- [Dataset records]:
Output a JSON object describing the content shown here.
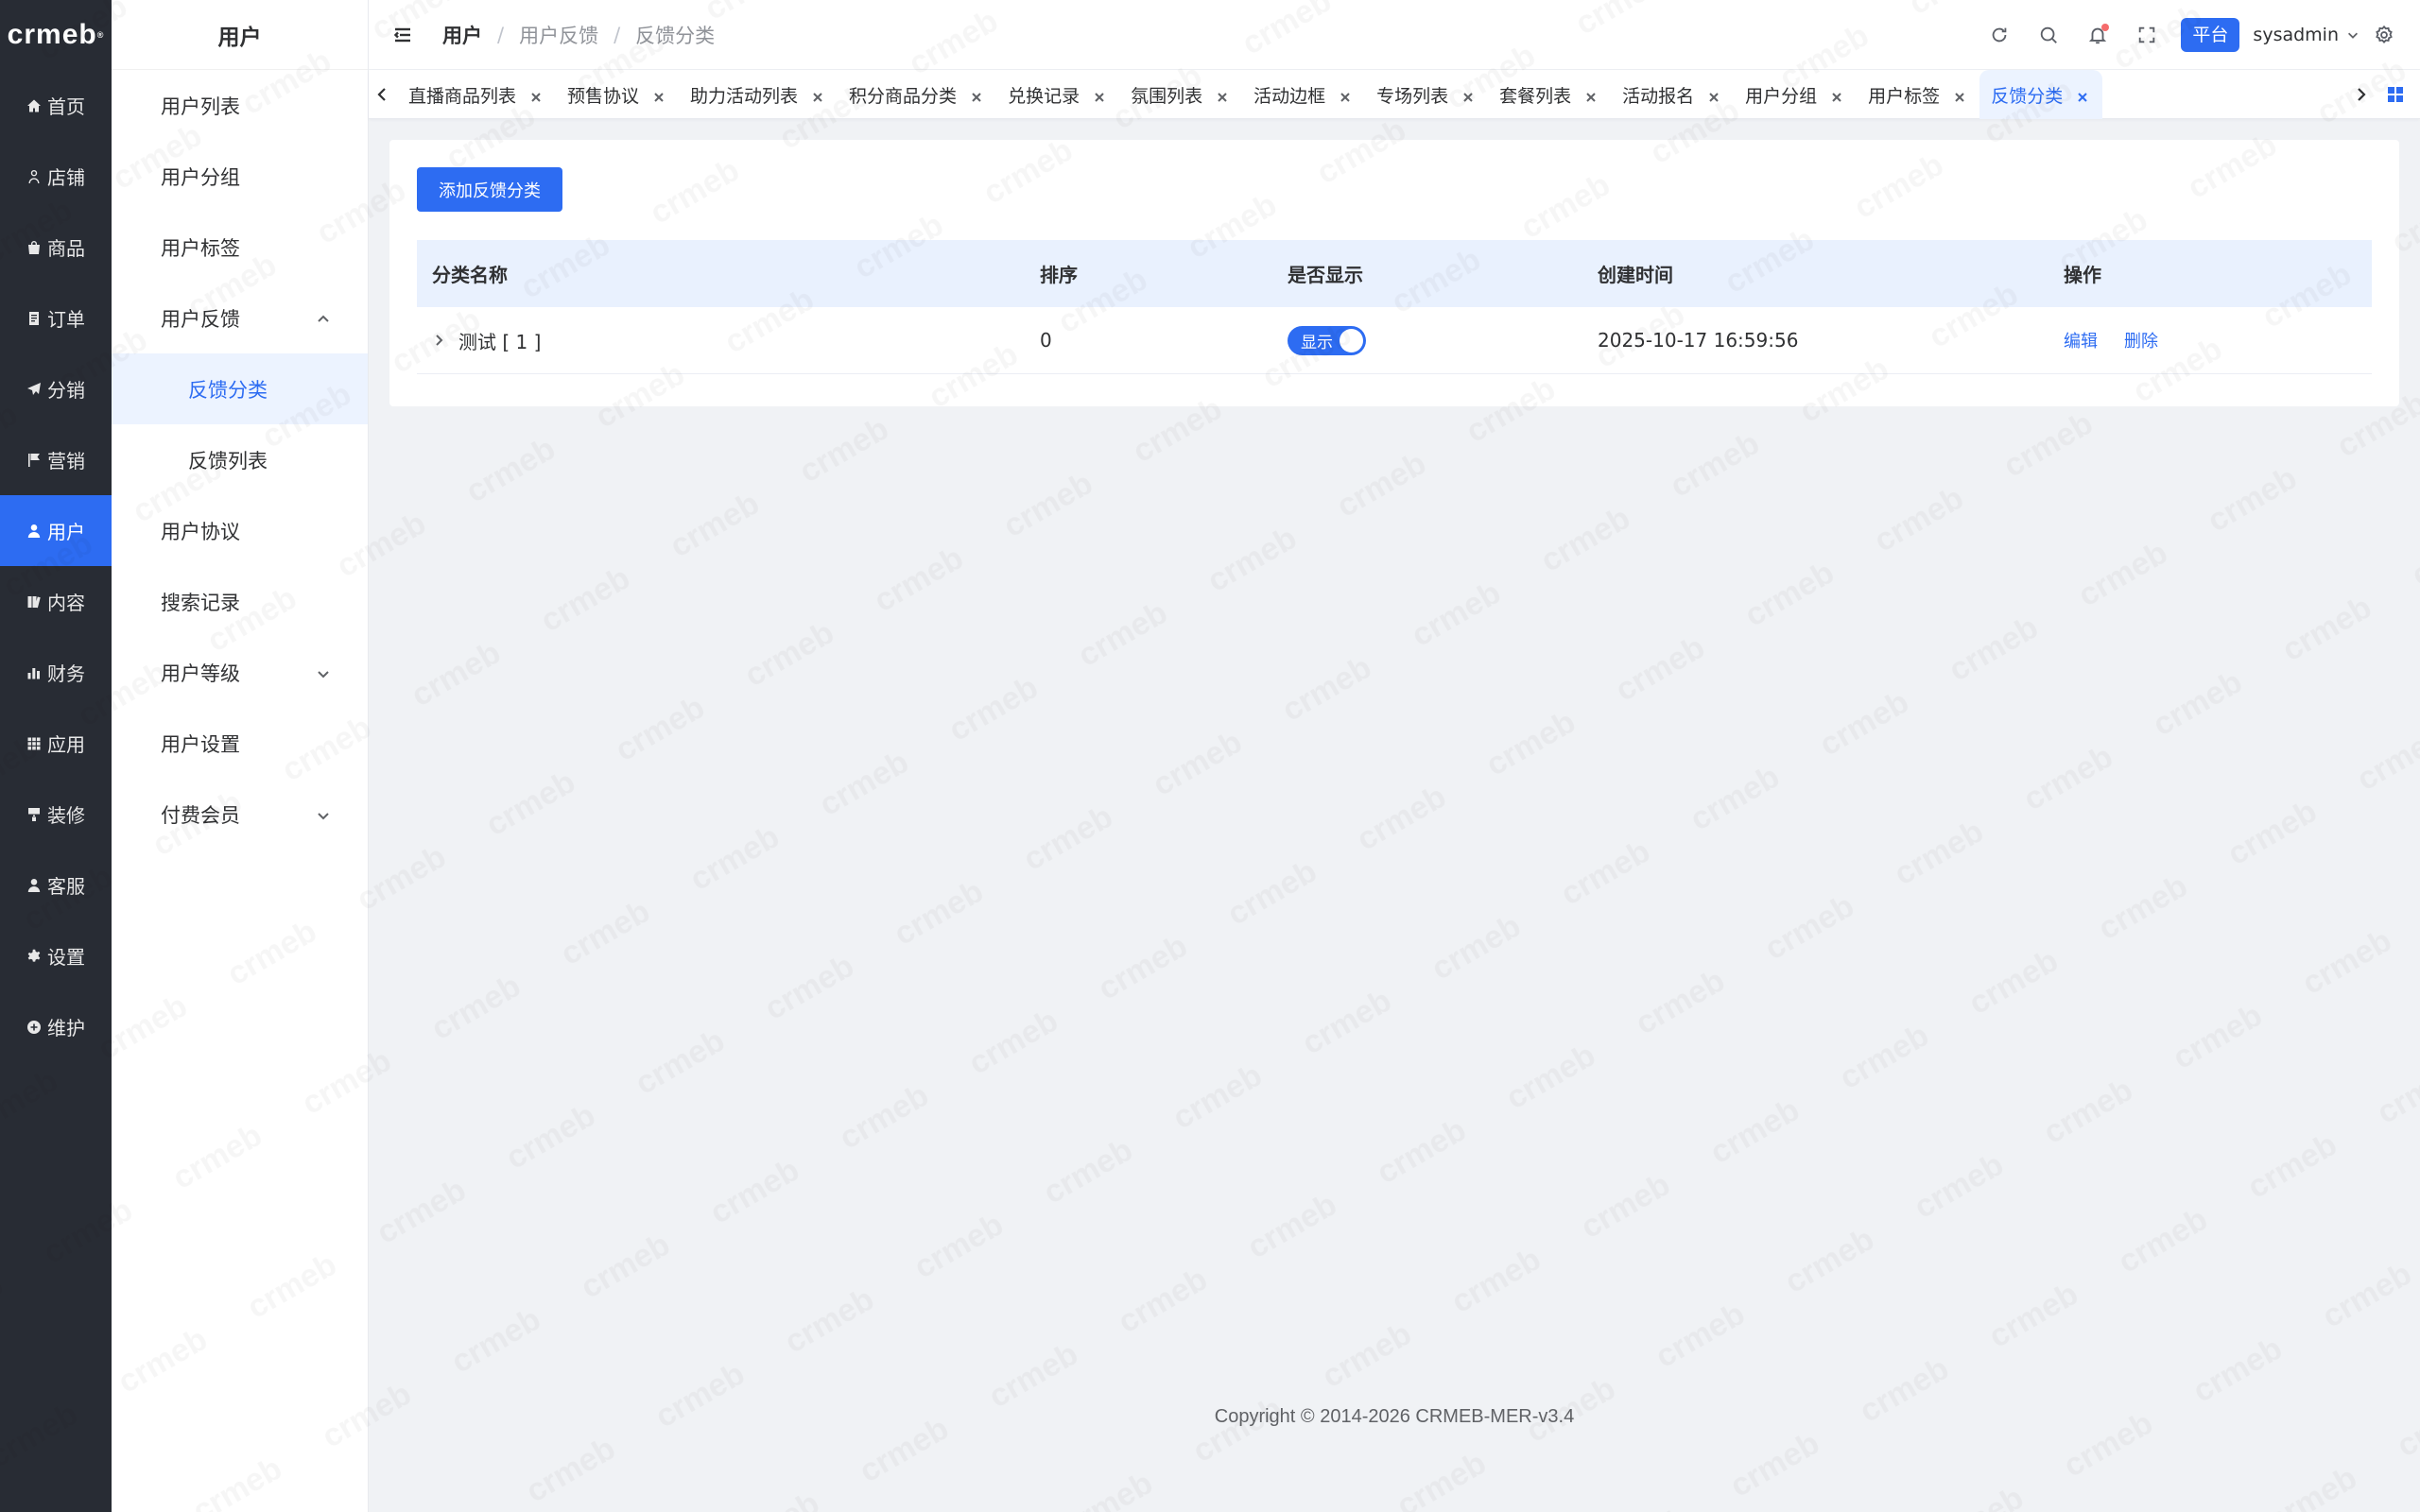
{
  "brand": {
    "logo": "crmeb",
    "logo_mark": "®"
  },
  "nav": {
    "items": [
      {
        "label": "首页",
        "icon": "home-icon"
      },
      {
        "label": "店铺",
        "icon": "shop-icon"
      },
      {
        "label": "商品",
        "icon": "goods-icon"
      },
      {
        "label": "订单",
        "icon": "order-icon"
      },
      {
        "label": "分销",
        "icon": "share-icon"
      },
      {
        "label": "营销",
        "icon": "flag-icon"
      },
      {
        "label": "用户",
        "icon": "user-icon",
        "active": true
      },
      {
        "label": "内容",
        "icon": "content-icon"
      },
      {
        "label": "财务",
        "icon": "finance-icon"
      },
      {
        "label": "应用",
        "icon": "apps-icon"
      },
      {
        "label": "装修",
        "icon": "decorate-icon"
      },
      {
        "label": "客服",
        "icon": "service-icon"
      },
      {
        "label": "设置",
        "icon": "gear-icon"
      },
      {
        "label": "维护",
        "icon": "maintain-icon"
      }
    ]
  },
  "submenu": {
    "title": "用户",
    "items": [
      {
        "label": "用户列表"
      },
      {
        "label": "用户分组"
      },
      {
        "label": "用户标签"
      },
      {
        "label": "用户反馈",
        "expanded": true
      },
      {
        "label": "反馈分类",
        "child": true,
        "active": true
      },
      {
        "label": "反馈列表",
        "child": true
      },
      {
        "label": "用户协议"
      },
      {
        "label": "搜索记录"
      },
      {
        "label": "用户等级",
        "collapsible": true
      },
      {
        "label": "用户设置"
      },
      {
        "label": "付费会员",
        "collapsible": true
      }
    ]
  },
  "header": {
    "breadcrumb": [
      "用户",
      "用户反馈",
      "反馈分类"
    ],
    "separator": "/",
    "platform_badge": "平台",
    "username": "sysadmin"
  },
  "tabs": [
    {
      "label": "直播商品列表"
    },
    {
      "label": "预售协议"
    },
    {
      "label": "助力活动列表"
    },
    {
      "label": "积分商品分类"
    },
    {
      "label": "兑换记录"
    },
    {
      "label": "氛围列表"
    },
    {
      "label": "活动边框"
    },
    {
      "label": "专场列表"
    },
    {
      "label": "套餐列表"
    },
    {
      "label": "活动报名"
    },
    {
      "label": "用户分组"
    },
    {
      "label": "用户标签"
    },
    {
      "label": "反馈分类",
      "active": true
    }
  ],
  "main": {
    "add_button": "添加反馈分类",
    "columns": [
      "分类名称",
      "排序",
      "是否显示",
      "创建时间",
      "操作"
    ],
    "rows": [
      {
        "name": "测试 [ 1 ]",
        "sort": "0",
        "show_label": "显示",
        "show_on": true,
        "created": "2025-10-17 16:59:56",
        "actions": [
          "编辑",
          "删除"
        ]
      }
    ]
  },
  "footer": {
    "copyright": "Copyright © 2014-2026 CRMEB-MER-v3.4"
  },
  "colors": {
    "primary": "#2d6cf2",
    "nav_bg": "#282c34",
    "page_bg": "#f0f2f5",
    "table_head_bg": "#e9f1fe"
  }
}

- [What you will do]: In the entries above, find each line with the string "true" and copy it.

- [Completed task]:
        "active": true
        "expanded": true
        "child": true,
        "active": true
        "child": true
        "collapsible": true
        "collapsible": true
      "active": true
        "show_on": true,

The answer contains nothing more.